=== Page ===

[Gluster-devel] handling open fds and graph switches

Tue Aug 6 08:22:40 UTC 2013

Hi,

As of now, there is a problem when following set of operations are 
performed on a file.

open () => unlink () => do a graph change (not reconfigure) => fop on 
the opened fd (may be write)

In the above set of operations, the fop performed on the fd after the 
graph switch fails with EBADFD (which should not happen). Its because 
when the file is unlinked (assume there are no other hardlinks for the 
file), the gfid handle present in the .glusterfs directory of the brick 
is removed. Now when graph change happens, all fds have to be migrated 
to the new graph. Before that a nameless lookup will be sent on the gfid 
(to build the new inode in the new graph). The nameless lookup happens 
on the gfid handle. But since the gfid handle is removed upon receiving 
the unlink, nameless lookup fails, thus failing the fd migration to the 
new graph and the fops on the fd are also failed.

A patch has been sent to handle 
this(http://review.gluster.org/#/c/5428/), where the gfid handle is 
removed when the last reference to the file is removed (i.e upon getting 
the unlink, it also checks whether there are any open fds on the inode. 
If so, then the gfid handle is not removed. Its removed when release on 
that fd is received). But that approach might lead to gfid handle leaks 
(what if glusterfsd crashes upon unlinking the last entry? the gfid 
handle might not have been removed if there are open fds. And now if 
glusterfsd crashes, then the gfid handle for that file is leaked).

Another approach might be to make posix_lookup do a stat on one of the 
fds present on the inode when it has to build a INODE HANDLE (which 
happens as part of nameless lookup). The nameless lookup suceeds and the 
new inode is looked up in the new graph for the client. But after that, 
there are 2 more issues.

=== Information supplied ===

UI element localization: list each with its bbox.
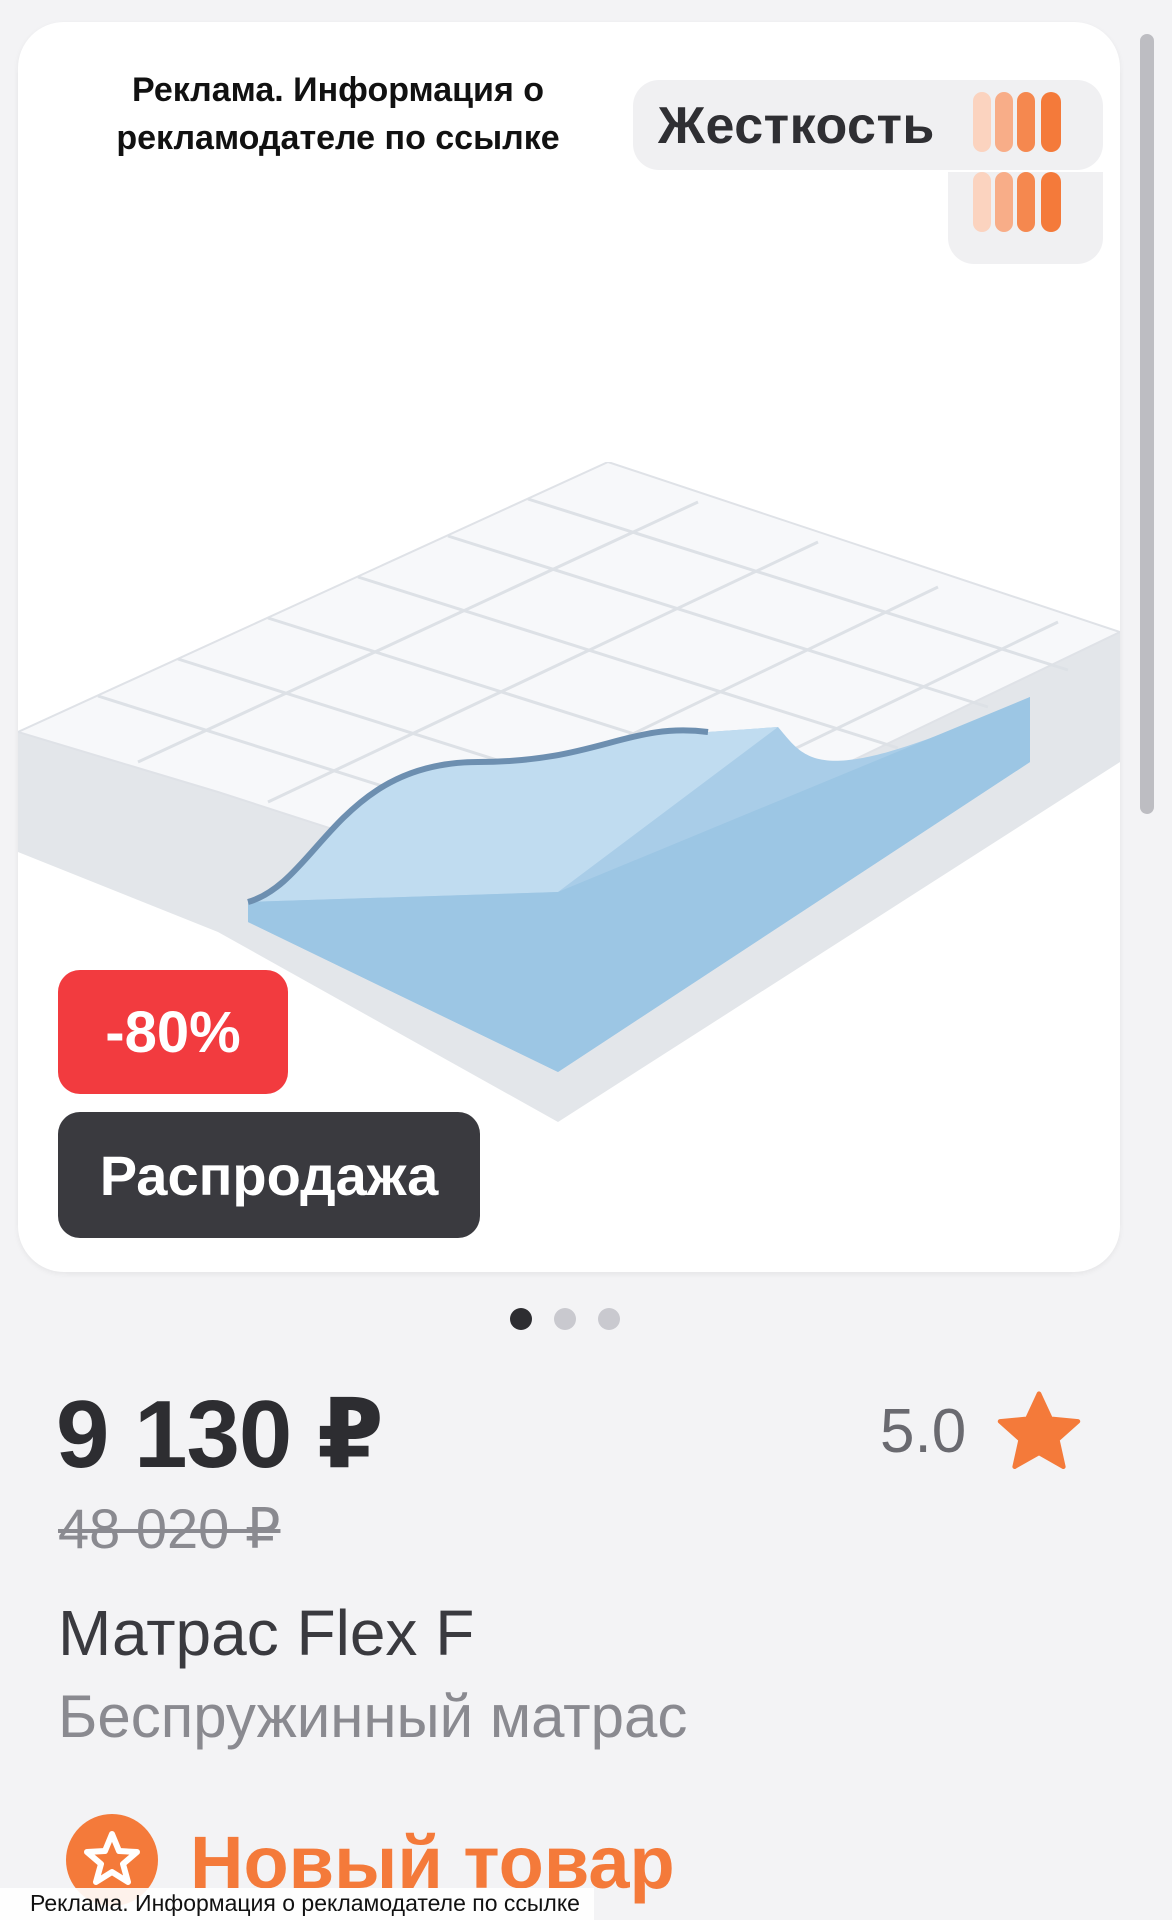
firmness-label: Жесткость xyxy=(658,97,935,155)
product-subtitle: Беспружинный матрас xyxy=(58,1683,688,1750)
scrollbar[interactable] xyxy=(1140,34,1154,814)
ad-disclaimer[interactable]: Реклама. Информация о рекламодателе по с… xyxy=(58,66,618,162)
current-price: 9 130 ₽ xyxy=(56,1381,384,1488)
rating-value: 5.0 xyxy=(880,1397,967,1466)
product-card-page: Реклама. Информация о рекламодателе по с… xyxy=(0,0,1172,1920)
gallery-dot[interactable] xyxy=(554,1308,576,1330)
gallery-pagination[interactable] xyxy=(510,1308,630,1332)
gallery-dot-active[interactable] xyxy=(510,1308,532,1330)
product-title[interactable]: Матрас Flex F xyxy=(58,1596,474,1670)
sale-badge: Распродажа xyxy=(58,1112,480,1238)
star-icon xyxy=(997,1391,1081,1469)
gallery-dot[interactable] xyxy=(598,1308,620,1330)
firmness-bars-icon xyxy=(973,92,1061,232)
discount-badge: -80% xyxy=(58,970,288,1094)
product-image-card[interactable]: Реклама. Информация о рекламодателе по с… xyxy=(18,22,1120,1272)
ad-footer-note: Реклама. Информация о рекламодателе по с… xyxy=(0,1888,594,1920)
old-price: 48 020 ₽ xyxy=(58,1497,281,1560)
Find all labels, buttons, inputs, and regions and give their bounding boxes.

===

What is asked:
A. Duplicate the passage of the Gluster post starting at "In the above" and ending at "are also failed.".
B. List, in order, the operations in the sequence that the Gluster post says causes the problem.

Outputs in order:
A.
In the above set of operations, the fop performed on the fd after the 
graph switch fails with EBADFD (which should not happen). Its because 
when the file is unlinked (assume there are no other hardlinks for the 
file), the gfid handle present in the .glusterfs directory of the brick 
is removed. Now when graph change happens, all fds have to be migrated 
to the new graph. Before that a nameless lookup will be sent on the gfid 
(to build the new inode in the new graph). The nameless lookup happens 
on the gfid handle. But since the gfid handle is removed upon receiving 
the unlink, nameless lookup fails, thus failing the fd migration to the 
new graph and the fops on the fd are also failed.

B.
open ()
unlink ()
a graph change (not reconfigure)
a fop on the opened fd (may be write)